**Dataset items:**
# # #
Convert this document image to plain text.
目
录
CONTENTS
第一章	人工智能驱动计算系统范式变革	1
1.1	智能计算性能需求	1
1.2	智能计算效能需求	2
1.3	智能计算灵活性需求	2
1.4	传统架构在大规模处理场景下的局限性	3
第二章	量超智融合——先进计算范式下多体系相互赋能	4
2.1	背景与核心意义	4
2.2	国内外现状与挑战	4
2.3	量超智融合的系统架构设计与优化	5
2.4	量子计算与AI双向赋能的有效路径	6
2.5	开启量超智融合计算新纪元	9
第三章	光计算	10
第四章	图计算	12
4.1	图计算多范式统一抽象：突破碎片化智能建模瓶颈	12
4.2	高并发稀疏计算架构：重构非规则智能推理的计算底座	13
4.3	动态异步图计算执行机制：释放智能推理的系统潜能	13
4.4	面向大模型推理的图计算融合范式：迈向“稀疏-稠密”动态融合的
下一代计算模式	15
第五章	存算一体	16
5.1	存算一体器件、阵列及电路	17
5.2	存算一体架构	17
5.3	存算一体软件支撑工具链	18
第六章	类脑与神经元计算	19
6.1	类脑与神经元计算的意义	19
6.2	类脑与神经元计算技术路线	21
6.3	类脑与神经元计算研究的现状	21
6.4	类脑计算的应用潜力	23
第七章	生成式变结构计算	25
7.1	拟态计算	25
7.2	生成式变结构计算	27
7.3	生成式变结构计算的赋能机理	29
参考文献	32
# # #
**TO BE DONE:**
Word for word, write out all of the data above.

**RESULT BELOW:**
Convert this document image to plain text.
目
录
CONTENTS
第一章	人工智能驱动计算系统范式变革	1
1.1	智能计算性能需求	1
1.2	智能计算效能需求	2
1.3	智能计算灵活性需求	2
1.4	传统架构在大规模处理场景下的局限性	3
第二章	量超智融合——先进计算范式下多体系相互赋能	4
2.1	背景与核心意义	4
2.2	国内外现状与挑战	4
2.3	量超智融合的系统架构设计与优化	5
2.4	量子计算与AI双向赋能的有效路径	6
2.5	开启量超智融合计算新纪元	9
第三章	光计算	10
第四章	图计算	12
4.1	图计算多范式统一抽象：突破碎片化智能建模瓶颈	12
4.2	高并发稀疏计算架构：重构非规则智能推理的计算底座	13
4.3	动态异步图计算执行机制：释放智能推理的系统潜能	13
4.4	面向大模型推理的图计算融合范式：迈向“稀疏-稠密”动态融合的
下一代计算模式	15
第五章	存算一体	16
5.1	存算一体器件、阵列及电路	17
5.2	存算一体架构	17
5.3	存算一体软件支撑工具链	18
第六章	类脑与神经元计算	19
6.1	类脑与神经元计算的意义	19
6.2	类脑与神经元计算技术路线	21
6.3	类脑与神经元计算研究的现状	21
6.4	类脑计算的应用潜力	23
第七章	生成式变结构计算	25
7.1	拟态计算	25
7.2	生成式变结构计算	27
7.3	生成式变结构计算的赋能机理	29
参考文献	32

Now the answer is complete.